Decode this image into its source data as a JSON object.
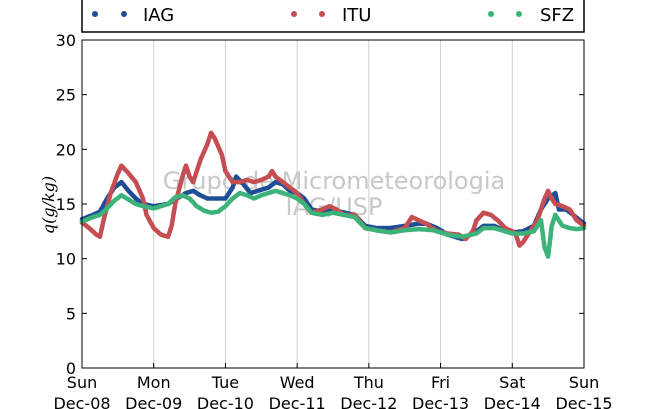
{
  "chart_data": {
    "type": "scatter",
    "ylabel": "q(g/kg)",
    "ylim": [
      0,
      30
    ],
    "yticks": [
      "0",
      "5",
      "10",
      "15",
      "20",
      "25",
      "30"
    ],
    "xlim": [
      "2015-12-08",
      "2015-12-15"
    ],
    "xticks": [
      {
        "day": "Sun",
        "date": "Dec-08"
      },
      {
        "day": "Mon",
        "date": "Dec-09"
      },
      {
        "day": "Tue",
        "date": "Dec-10"
      },
      {
        "day": "Wed",
        "date": "Dec-11"
      },
      {
        "day": "Thu",
        "date": "Dec-12"
      },
      {
        "day": "Fri",
        "date": "Dec-13"
      },
      {
        "day": "Sat",
        "date": "Dec-14"
      },
      {
        "day": "Sun",
        "date": "Dec-15"
      }
    ],
    "grid": "vertical",
    "legend_placement": "top",
    "watermark": [
      "Grupo de Micrometeorologia",
      "IAG/USP"
    ],
    "series": [
      {
        "name": "IAG",
        "color": "#1f4e96",
        "points": [
          [
            0,
            13.6
          ],
          [
            0.15,
            14
          ],
          [
            0.25,
            14.3
          ],
          [
            0.35,
            15.5
          ],
          [
            0.45,
            16.5
          ],
          [
            0.55,
            17
          ],
          [
            0.65,
            16.2
          ],
          [
            0.75,
            15.5
          ],
          [
            0.85,
            15
          ],
          [
            1.0,
            14.8
          ],
          [
            1.1,
            14.9
          ],
          [
            1.2,
            15
          ],
          [
            1.35,
            15.6
          ],
          [
            1.45,
            16
          ],
          [
            1.55,
            16.2
          ],
          [
            1.65,
            15.8
          ],
          [
            1.75,
            15.5
          ],
          [
            1.85,
            15.5
          ],
          [
            2.0,
            15.5
          ],
          [
            2.1,
            16.5
          ],
          [
            2.15,
            17.5
          ],
          [
            2.25,
            16.8
          ],
          [
            2.35,
            16
          ],
          [
            2.5,
            16.3
          ],
          [
            2.6,
            16.5
          ],
          [
            2.7,
            17
          ],
          [
            2.8,
            16.8
          ],
          [
            2.9,
            16.2
          ],
          [
            3.0,
            16
          ],
          [
            3.1,
            15.5
          ],
          [
            3.2,
            14.5
          ],
          [
            3.35,
            14.3
          ],
          [
            3.5,
            14.5
          ],
          [
            3.6,
            14.3
          ],
          [
            3.8,
            14
          ],
          [
            3.95,
            13
          ],
          [
            4.1,
            12.8
          ],
          [
            4.3,
            12.8
          ],
          [
            4.5,
            13
          ],
          [
            4.7,
            13.2
          ],
          [
            4.8,
            13.2
          ],
          [
            4.95,
            12.8
          ],
          [
            5.1,
            12.2
          ],
          [
            5.3,
            11.8
          ],
          [
            5.5,
            12.5
          ],
          [
            5.6,
            13
          ],
          [
            5.75,
            13
          ],
          [
            5.9,
            12.5
          ],
          [
            6.0,
            12.4
          ],
          [
            6.15,
            12.5
          ],
          [
            6.3,
            13
          ],
          [
            6.4,
            14.5
          ],
          [
            6.5,
            15.5
          ],
          [
            6.6,
            16
          ],
          [
            6.65,
            14.5
          ],
          [
            6.75,
            14.5
          ],
          [
            6.85,
            14
          ],
          [
            7.0,
            13.2
          ]
        ]
      },
      {
        "name": "ITU",
        "color": "#c44e52",
        "points": [
          [
            0,
            13.3
          ],
          [
            0.1,
            12.8
          ],
          [
            0.2,
            12.2
          ],
          [
            0.25,
            12
          ],
          [
            0.3,
            13.5
          ],
          [
            0.4,
            16
          ],
          [
            0.5,
            17.8
          ],
          [
            0.55,
            18.5
          ],
          [
            0.65,
            17.8
          ],
          [
            0.75,
            17
          ],
          [
            0.85,
            15.5
          ],
          [
            0.9,
            14
          ],
          [
            1.0,
            12.8
          ],
          [
            1.1,
            12.2
          ],
          [
            1.2,
            12
          ],
          [
            1.25,
            13
          ],
          [
            1.3,
            15
          ],
          [
            1.4,
            17.5
          ],
          [
            1.45,
            18.5
          ],
          [
            1.5,
            17.5
          ],
          [
            1.55,
            17
          ],
          [
            1.65,
            19
          ],
          [
            1.75,
            20.5
          ],
          [
            1.8,
            21.5
          ],
          [
            1.85,
            21
          ],
          [
            1.95,
            19.5
          ],
          [
            2.0,
            18
          ],
          [
            2.1,
            17
          ],
          [
            2.2,
            17
          ],
          [
            2.3,
            17.2
          ],
          [
            2.4,
            17
          ],
          [
            2.5,
            17.2
          ],
          [
            2.6,
            17.5
          ],
          [
            2.65,
            18
          ],
          [
            2.7,
            17.5
          ],
          [
            2.8,
            17
          ],
          [
            2.9,
            16.5
          ],
          [
            3.0,
            16
          ],
          [
            3.1,
            15
          ],
          [
            3.2,
            14.2
          ],
          [
            3.35,
            14.5
          ],
          [
            3.45,
            14.8
          ],
          [
            3.55,
            14.5
          ],
          [
            3.65,
            14
          ],
          [
            3.8,
            14
          ],
          [
            3.95,
            12.8
          ],
          [
            4.1,
            12.6
          ],
          [
            4.3,
            12.4
          ],
          [
            4.5,
            12.8
          ],
          [
            4.6,
            13.8
          ],
          [
            4.7,
            13.5
          ],
          [
            4.8,
            13.2
          ],
          [
            4.95,
            12.5
          ],
          [
            5.1,
            12.3
          ],
          [
            5.25,
            12.2
          ],
          [
            5.35,
            11.8
          ],
          [
            5.45,
            12.5
          ],
          [
            5.5,
            13.5
          ],
          [
            5.6,
            14.2
          ],
          [
            5.7,
            14
          ],
          [
            5.8,
            13.5
          ],
          [
            5.9,
            12.8
          ],
          [
            6.0,
            12.5
          ],
          [
            6.05,
            12.2
          ],
          [
            6.1,
            11.2
          ],
          [
            6.15,
            11.5
          ],
          [
            6.25,
            12.5
          ],
          [
            6.35,
            13.5
          ],
          [
            6.45,
            15.5
          ],
          [
            6.5,
            16.2
          ],
          [
            6.55,
            15.5
          ],
          [
            6.6,
            15
          ],
          [
            6.7,
            14.8
          ],
          [
            6.8,
            14.5
          ],
          [
            6.9,
            13.5
          ],
          [
            7.0,
            13
          ]
        ]
      },
      {
        "name": "SFZ",
        "color": "#3db37a",
        "points": [
          [
            0,
            13.4
          ],
          [
            0.15,
            13.8
          ],
          [
            0.25,
            14
          ],
          [
            0.35,
            14.6
          ],
          [
            0.45,
            15.3
          ],
          [
            0.55,
            15.8
          ],
          [
            0.65,
            15.4
          ],
          [
            0.75,
            15
          ],
          [
            0.85,
            14.8
          ],
          [
            1.0,
            14.6
          ],
          [
            1.1,
            14.8
          ],
          [
            1.2,
            15
          ],
          [
            1.3,
            15.6
          ],
          [
            1.4,
            15.8
          ],
          [
            1.5,
            15.5
          ],
          [
            1.6,
            14.8
          ],
          [
            1.7,
            14.4
          ],
          [
            1.8,
            14.2
          ],
          [
            1.9,
            14.3
          ],
          [
            2.0,
            14.8
          ],
          [
            2.1,
            15.5
          ],
          [
            2.2,
            16
          ],
          [
            2.3,
            15.8
          ],
          [
            2.4,
            15.5
          ],
          [
            2.5,
            15.8
          ],
          [
            2.6,
            16
          ],
          [
            2.7,
            16.2
          ],
          [
            2.8,
            16
          ],
          [
            2.9,
            15.8
          ],
          [
            3.0,
            15.5
          ],
          [
            3.1,
            15
          ],
          [
            3.2,
            14.2
          ],
          [
            3.35,
            14
          ],
          [
            3.5,
            14.2
          ],
          [
            3.65,
            14
          ],
          [
            3.8,
            13.8
          ],
          [
            3.95,
            12.8
          ],
          [
            4.1,
            12.6
          ],
          [
            4.3,
            12.4
          ],
          [
            4.5,
            12.6
          ],
          [
            4.7,
            12.7
          ],
          [
            4.9,
            12.6
          ],
          [
            5.1,
            12.2
          ],
          [
            5.3,
            12
          ],
          [
            5.5,
            12.3
          ],
          [
            5.6,
            12.8
          ],
          [
            5.75,
            12.8
          ],
          [
            5.9,
            12.5
          ],
          [
            6.0,
            12.3
          ],
          [
            6.15,
            12.3
          ],
          [
            6.3,
            12.5
          ],
          [
            6.4,
            13.5
          ],
          [
            6.45,
            11
          ],
          [
            6.5,
            10.2
          ],
          [
            6.55,
            13
          ],
          [
            6.6,
            14
          ],
          [
            6.7,
            13
          ],
          [
            6.8,
            12.8
          ],
          [
            6.9,
            12.7
          ],
          [
            7.0,
            12.8
          ]
        ]
      }
    ]
  }
}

######

> Exercise directions
Go through the records and copy each line with "color" in it.

> The result
        "color": "#1f4e96",
        "color": "#c44e52",
        "color": "#3db37a",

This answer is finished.